### Stated exercise
Scan the records below. List lines holding "advice".

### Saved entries
*-*-*

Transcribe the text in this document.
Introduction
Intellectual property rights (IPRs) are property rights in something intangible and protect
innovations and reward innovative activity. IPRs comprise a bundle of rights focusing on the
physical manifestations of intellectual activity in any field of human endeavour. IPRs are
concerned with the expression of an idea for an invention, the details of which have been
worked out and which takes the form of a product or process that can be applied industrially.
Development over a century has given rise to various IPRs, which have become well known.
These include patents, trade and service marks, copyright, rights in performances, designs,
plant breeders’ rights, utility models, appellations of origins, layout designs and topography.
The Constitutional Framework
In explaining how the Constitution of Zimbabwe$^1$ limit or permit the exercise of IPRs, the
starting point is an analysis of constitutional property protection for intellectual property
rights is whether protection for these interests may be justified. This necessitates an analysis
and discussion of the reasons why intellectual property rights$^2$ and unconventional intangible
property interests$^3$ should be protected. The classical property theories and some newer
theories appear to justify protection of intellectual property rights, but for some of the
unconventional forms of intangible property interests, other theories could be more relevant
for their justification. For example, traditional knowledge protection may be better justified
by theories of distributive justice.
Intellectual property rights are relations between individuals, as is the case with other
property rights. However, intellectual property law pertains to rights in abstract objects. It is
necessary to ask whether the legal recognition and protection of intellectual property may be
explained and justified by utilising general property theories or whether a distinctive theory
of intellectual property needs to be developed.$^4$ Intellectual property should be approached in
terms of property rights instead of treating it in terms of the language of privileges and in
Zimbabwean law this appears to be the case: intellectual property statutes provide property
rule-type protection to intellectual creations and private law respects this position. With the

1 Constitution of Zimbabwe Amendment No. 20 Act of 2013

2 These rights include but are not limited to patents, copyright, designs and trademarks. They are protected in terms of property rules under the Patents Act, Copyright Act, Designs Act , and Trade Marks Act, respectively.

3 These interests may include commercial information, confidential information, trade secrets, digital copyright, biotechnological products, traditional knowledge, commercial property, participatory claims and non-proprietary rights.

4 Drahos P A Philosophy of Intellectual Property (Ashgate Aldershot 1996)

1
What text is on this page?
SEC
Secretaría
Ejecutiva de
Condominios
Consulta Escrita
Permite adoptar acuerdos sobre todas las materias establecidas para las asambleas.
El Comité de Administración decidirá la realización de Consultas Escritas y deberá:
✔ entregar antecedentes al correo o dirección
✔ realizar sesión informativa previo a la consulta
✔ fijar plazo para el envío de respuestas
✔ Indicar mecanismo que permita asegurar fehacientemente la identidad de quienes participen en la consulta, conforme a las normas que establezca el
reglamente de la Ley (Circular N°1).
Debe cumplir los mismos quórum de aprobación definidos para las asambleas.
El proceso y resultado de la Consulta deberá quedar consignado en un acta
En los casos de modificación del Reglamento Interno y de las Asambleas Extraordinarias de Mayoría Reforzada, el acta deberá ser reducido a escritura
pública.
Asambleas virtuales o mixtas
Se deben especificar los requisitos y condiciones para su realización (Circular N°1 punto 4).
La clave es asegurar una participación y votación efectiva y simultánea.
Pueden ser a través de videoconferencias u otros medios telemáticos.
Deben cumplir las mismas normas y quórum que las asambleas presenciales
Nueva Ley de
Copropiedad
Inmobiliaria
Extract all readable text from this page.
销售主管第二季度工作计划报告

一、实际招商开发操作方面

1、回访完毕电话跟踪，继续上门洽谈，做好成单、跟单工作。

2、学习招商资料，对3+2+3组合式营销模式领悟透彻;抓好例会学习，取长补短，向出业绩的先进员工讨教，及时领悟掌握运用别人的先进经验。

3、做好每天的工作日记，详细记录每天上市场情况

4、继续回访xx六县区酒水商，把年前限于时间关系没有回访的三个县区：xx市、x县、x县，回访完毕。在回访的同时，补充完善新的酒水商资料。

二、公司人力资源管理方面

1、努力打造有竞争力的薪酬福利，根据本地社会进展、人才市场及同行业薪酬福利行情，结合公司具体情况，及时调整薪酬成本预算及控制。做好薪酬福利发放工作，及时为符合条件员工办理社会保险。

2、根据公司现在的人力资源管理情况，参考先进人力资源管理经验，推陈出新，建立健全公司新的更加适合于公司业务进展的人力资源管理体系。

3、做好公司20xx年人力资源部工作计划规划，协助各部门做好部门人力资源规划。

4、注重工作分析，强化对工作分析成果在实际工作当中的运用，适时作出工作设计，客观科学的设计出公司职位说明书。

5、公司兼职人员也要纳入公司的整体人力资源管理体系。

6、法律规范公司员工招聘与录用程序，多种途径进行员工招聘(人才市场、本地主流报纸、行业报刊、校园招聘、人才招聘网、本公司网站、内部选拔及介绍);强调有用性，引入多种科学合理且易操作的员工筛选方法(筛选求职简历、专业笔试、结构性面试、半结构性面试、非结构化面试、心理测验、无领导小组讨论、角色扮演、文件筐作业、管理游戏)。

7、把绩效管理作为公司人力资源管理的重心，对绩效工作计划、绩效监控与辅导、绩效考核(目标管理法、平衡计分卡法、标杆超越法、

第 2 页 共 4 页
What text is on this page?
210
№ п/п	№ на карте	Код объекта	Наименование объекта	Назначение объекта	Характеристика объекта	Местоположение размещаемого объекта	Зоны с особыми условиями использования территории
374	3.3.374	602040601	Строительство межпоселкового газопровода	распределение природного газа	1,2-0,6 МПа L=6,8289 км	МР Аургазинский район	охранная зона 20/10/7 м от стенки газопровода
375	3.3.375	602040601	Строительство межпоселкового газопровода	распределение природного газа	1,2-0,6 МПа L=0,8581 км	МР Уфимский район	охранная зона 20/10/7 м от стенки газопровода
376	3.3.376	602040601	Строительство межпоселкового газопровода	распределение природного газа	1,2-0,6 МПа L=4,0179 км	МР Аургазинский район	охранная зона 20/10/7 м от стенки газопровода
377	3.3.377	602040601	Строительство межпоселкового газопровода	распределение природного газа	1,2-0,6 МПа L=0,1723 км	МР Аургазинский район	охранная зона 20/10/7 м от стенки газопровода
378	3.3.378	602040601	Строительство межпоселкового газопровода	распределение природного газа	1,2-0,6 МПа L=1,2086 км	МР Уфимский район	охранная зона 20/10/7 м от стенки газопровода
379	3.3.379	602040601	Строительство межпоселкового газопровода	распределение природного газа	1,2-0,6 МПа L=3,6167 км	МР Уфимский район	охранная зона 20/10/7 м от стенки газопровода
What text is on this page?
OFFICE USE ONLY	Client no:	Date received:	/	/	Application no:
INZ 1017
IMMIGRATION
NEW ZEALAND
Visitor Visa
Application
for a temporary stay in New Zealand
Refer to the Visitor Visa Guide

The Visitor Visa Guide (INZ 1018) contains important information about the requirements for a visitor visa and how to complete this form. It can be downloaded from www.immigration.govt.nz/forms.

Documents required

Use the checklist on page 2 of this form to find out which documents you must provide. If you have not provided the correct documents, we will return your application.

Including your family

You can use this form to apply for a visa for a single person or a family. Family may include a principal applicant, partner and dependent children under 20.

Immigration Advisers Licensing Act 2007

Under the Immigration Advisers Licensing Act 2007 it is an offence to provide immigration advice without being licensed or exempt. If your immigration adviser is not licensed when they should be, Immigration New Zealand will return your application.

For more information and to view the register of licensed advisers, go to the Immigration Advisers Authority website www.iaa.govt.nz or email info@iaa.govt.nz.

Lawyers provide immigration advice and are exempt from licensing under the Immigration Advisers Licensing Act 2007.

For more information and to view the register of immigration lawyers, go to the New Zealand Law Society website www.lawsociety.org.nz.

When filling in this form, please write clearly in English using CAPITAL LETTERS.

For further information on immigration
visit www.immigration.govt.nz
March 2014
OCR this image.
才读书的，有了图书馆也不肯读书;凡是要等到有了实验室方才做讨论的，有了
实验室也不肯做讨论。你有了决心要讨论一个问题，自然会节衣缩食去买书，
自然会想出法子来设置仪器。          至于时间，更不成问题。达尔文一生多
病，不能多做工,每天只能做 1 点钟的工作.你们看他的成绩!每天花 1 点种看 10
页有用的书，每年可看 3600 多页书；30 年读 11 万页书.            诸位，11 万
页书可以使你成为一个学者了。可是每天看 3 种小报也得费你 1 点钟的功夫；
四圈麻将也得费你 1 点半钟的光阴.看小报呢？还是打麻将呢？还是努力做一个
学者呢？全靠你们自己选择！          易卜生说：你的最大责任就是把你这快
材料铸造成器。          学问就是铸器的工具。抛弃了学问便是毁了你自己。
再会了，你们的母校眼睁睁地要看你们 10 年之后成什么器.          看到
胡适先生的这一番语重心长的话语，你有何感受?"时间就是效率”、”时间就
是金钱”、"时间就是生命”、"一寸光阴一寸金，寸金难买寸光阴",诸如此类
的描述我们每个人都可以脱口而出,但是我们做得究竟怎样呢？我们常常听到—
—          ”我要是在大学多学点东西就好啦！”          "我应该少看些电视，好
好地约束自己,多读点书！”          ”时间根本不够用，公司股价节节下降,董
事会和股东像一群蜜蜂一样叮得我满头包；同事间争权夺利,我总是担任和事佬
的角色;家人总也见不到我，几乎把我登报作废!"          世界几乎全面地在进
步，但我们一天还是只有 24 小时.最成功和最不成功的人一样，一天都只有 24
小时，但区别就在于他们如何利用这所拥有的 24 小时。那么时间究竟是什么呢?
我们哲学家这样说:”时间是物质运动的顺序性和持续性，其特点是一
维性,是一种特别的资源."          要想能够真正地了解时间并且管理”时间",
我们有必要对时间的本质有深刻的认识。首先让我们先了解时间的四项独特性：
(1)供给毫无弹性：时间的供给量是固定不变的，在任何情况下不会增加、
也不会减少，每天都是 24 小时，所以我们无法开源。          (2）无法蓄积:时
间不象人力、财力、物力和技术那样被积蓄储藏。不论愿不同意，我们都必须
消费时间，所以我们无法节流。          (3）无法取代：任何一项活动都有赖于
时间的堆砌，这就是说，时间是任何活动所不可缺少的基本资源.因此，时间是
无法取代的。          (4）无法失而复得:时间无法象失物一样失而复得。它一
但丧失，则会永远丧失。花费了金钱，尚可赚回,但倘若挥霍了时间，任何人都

*-*-*

### Exercise output
Under the Immigration Advisers Licensing Act 2007 it is an offence to provide immigration advice without being licensed or exempt. If your immigration adviser is not licensed when they should be, Immigration New Zealand will return your application.
Lawyers provide immigration advice and are exempt from licensing under the Immigration Advisers Licensing Act 2007.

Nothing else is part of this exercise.